[Start of Selected excerpt]

# Fine Dining "Find" in London...Cheap, too!



## Carol C (Oct 14, 2008)

I just got back from my visit to London...and to Tours and Paris France. The best meals I had in 12 days were in London's Bloomsbury neighborhood where I stayed 4 nights. I became a regular at the most wonderful Turkish restaurant that was inexpensive and gourmet quality. Next time in London check out Tas...multiple London locations. A real find!  www.tasrestaurant.com


----------



## rickandcindy23 (Oct 14, 2008)

Carol, the Euro is about 2-1 to the American dollar right now, isn't it?  How did that affect your pocketbook?  And how about the gas?  How much was it per liter?   

I have a lot of questions, don't I?  I should just send you a PM.  I am so green with envy, seriously!


----------



## Blues (Oct 15, 2008)

Cindy, it's the British pound that used to be 2:1 to the dollar.  It was when I was there last year, and it was very painful.  But the pound is now about $1.75, which is a little better.  Today the Euro is about $1.36.

http://finance.yahoo.com/currency

-Bob


----------



## Carol C (Oct 15, 2008)

rickandcindy23 said:


> Carol, the Euro is about 2-1 to the American dollar right now, isn't it?  How did that affect your pocketbook?  And how about the gas?  How much was it per liter?
> 
> I have a lot of questions, don't I?  I should just send you a PM.  I am so green with envy, seriously!



Cindy, I didn't pay attention to gas prices as I didn't rent a car. The exchange rates were actually a bit better than they've been months ago. A guy in the plane coming back said he paid ten dollars US for beer in Paris and $30-40 for a meal. I wonder why he would buy beer in Paris, honestly. I paid 4 euro tops for *wine* at the nicest restaurant I found in Paris to accompany my 16 euro dinner. I mostly paid 12 eu for a round meal in Paris, and 4-6 euros for filling and delicious sandwiches. Falafel sandwiches are cheap in Le Marais where I stayed. In London I even found a wine bar/restaurant in Bloomsbury where I enjoyed a glass of wine for 2.10 pounds. So nice to accompany my meal of chili con carne over rice at 6 pounds. So there is good food to be had even on a budget. You just have to read all the menus posted out front and make your selections wisely, and skip desserts and appetizers unless it's a "formula" or fixed price meal or plat du jour (those can  be real bargains for complete meals midday).


----------

[End of Selected excerpt]

What is needed: Write out the passage from the London dining thread, starting at the words "## rickandcindy23 (Oct" and stopping after "is about $1.36.".

[Start of Dataset rows]

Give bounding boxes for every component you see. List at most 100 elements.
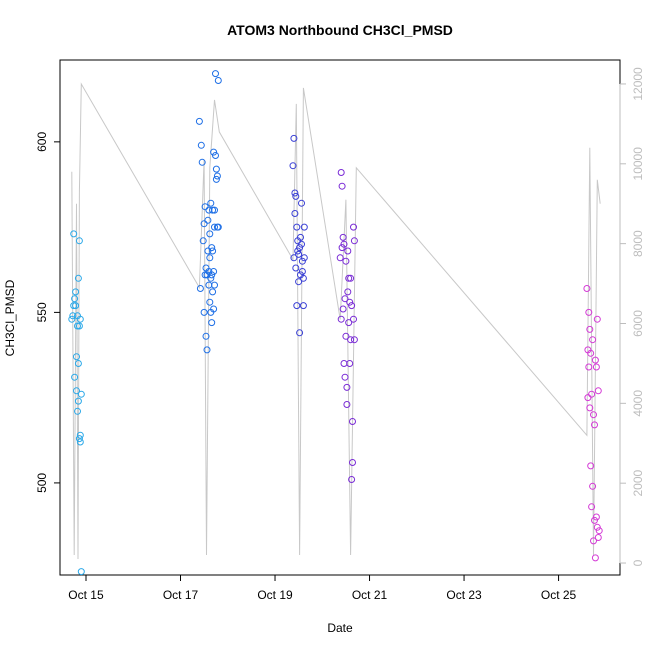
data-point (343, 383, 351, 391)
data-point (212, 152, 219, 159)
data-point (300, 223, 308, 231)
data-point (336, 254, 344, 262)
data-point (589, 482, 597, 490)
data-point (203, 346, 211, 354)
y2-tick-label: 10000 (631, 147, 645, 181)
data-point (293, 302, 301, 310)
data-point (345, 274, 353, 282)
data-point (585, 363, 593, 371)
series-3 (336, 169, 358, 483)
data-point (295, 250, 303, 258)
data-point (587, 462, 595, 470)
data-point (209, 288, 217, 296)
data-point (340, 360, 348, 367)
data-point (291, 189, 299, 197)
data-point (71, 295, 79, 303)
data-point (592, 363, 600, 371)
data-point (199, 237, 207, 245)
data-point (196, 285, 204, 292)
y2-tick-label: 0 (631, 559, 645, 566)
data-point (589, 336, 597, 344)
data-point (293, 223, 301, 231)
data-point (348, 476, 356, 483)
data-point (74, 322, 81, 330)
data-point (198, 158, 206, 166)
x-tick-label: Oct 15 (68, 588, 104, 602)
data-point (76, 431, 84, 439)
data-point (586, 404, 594, 412)
y-axis-label: CH3Cl_PMSD (3, 279, 17, 356)
data-point (587, 349, 595, 357)
data-point (70, 230, 78, 238)
data-point (211, 206, 218, 214)
data-point (209, 247, 217, 255)
data-point (584, 394, 592, 402)
data-point (207, 199, 215, 207)
data-point (344, 288, 352, 296)
data-point (594, 387, 602, 395)
data-point (339, 305, 347, 313)
y-tick-label: 500 (35, 473, 49, 493)
y2-tick-label: 6000 (631, 310, 645, 337)
y2-tick-label: 4000 (631, 390, 645, 417)
data-point (213, 172, 221, 180)
y-axis-right: 0 2000 4000 6000 8000 10000 12000 (619, 67, 645, 566)
data-point (586, 325, 594, 333)
data-point (344, 247, 352, 255)
data-point (346, 298, 354, 306)
data-point (69, 312, 77, 320)
data-point (300, 254, 308, 262)
data-point (349, 418, 356, 425)
data-point (298, 240, 305, 248)
data-point (297, 233, 304, 241)
data-point (195, 117, 203, 125)
x-tick-label: Oct 19 (257, 588, 293, 602)
data-point (200, 308, 208, 316)
data-point (68, 315, 76, 323)
data-point (299, 302, 307, 310)
x-tick-label: Oct 25 (541, 588, 577, 602)
data-point (208, 271, 216, 279)
data-point (298, 257, 306, 265)
data-point (593, 523, 601, 531)
data-point (75, 435, 83, 443)
altitude-line (71, 82, 601, 560)
data-point (70, 302, 78, 310)
data-point (343, 401, 351, 408)
data-point (295, 278, 303, 286)
data-point (208, 244, 216, 252)
data-point (342, 257, 350, 265)
data-point (338, 182, 346, 190)
y-axis-left: 500 550 600 (35, 132, 61, 493)
data-point (201, 203, 209, 211)
data-point (593, 315, 601, 323)
data-point (591, 421, 598, 429)
y2-tick-label: 12000 (631, 67, 645, 101)
data-point (206, 298, 214, 306)
data-point (291, 210, 299, 217)
data-point (591, 554, 599, 562)
data-point (73, 353, 80, 361)
series-2 (289, 134, 308, 337)
data-point (594, 534, 602, 541)
data-points-layer (68, 70, 603, 576)
data-point (341, 295, 349, 303)
data-point (585, 308, 593, 316)
data-point (592, 513, 600, 521)
chart-title: ATOM3 Northbound CH3Cl_PMSD (227, 22, 453, 38)
data-point (77, 390, 85, 398)
data-point (210, 268, 218, 275)
data-point (583, 285, 591, 292)
data-point (347, 336, 355, 344)
x-tick-label: Oct 17 (163, 588, 199, 602)
data-point (591, 356, 599, 364)
data-point (212, 70, 219, 78)
data-point (347, 274, 355, 282)
data-point (206, 254, 214, 262)
data-point (71, 373, 79, 381)
data-point (204, 216, 212, 224)
data-point (345, 319, 353, 327)
data-point (348, 302, 356, 310)
data-point (337, 169, 345, 176)
data-point (76, 315, 84, 323)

[End of Dataset rows]

Task answer:
## rickandcindy23 (Oct 14, 2008)

Carol, the Euro is about 2-1 to the American dollar right now, isn't it?  How did that affect your pocketbook?  And how about the gas?  How much was it per liter?   

I have a lot of questions, don't I?  I should just send you a PM.  I am so green with envy, seriously!


----------



## Blues (Oct 15, 2008)

Cindy, it's the British pound that used to be 2:1 to the dollar.  It was when I was there last year, and it was very painful.  But the pound is now about $1.75, which is a little better.  Today the Euro is about $1.36.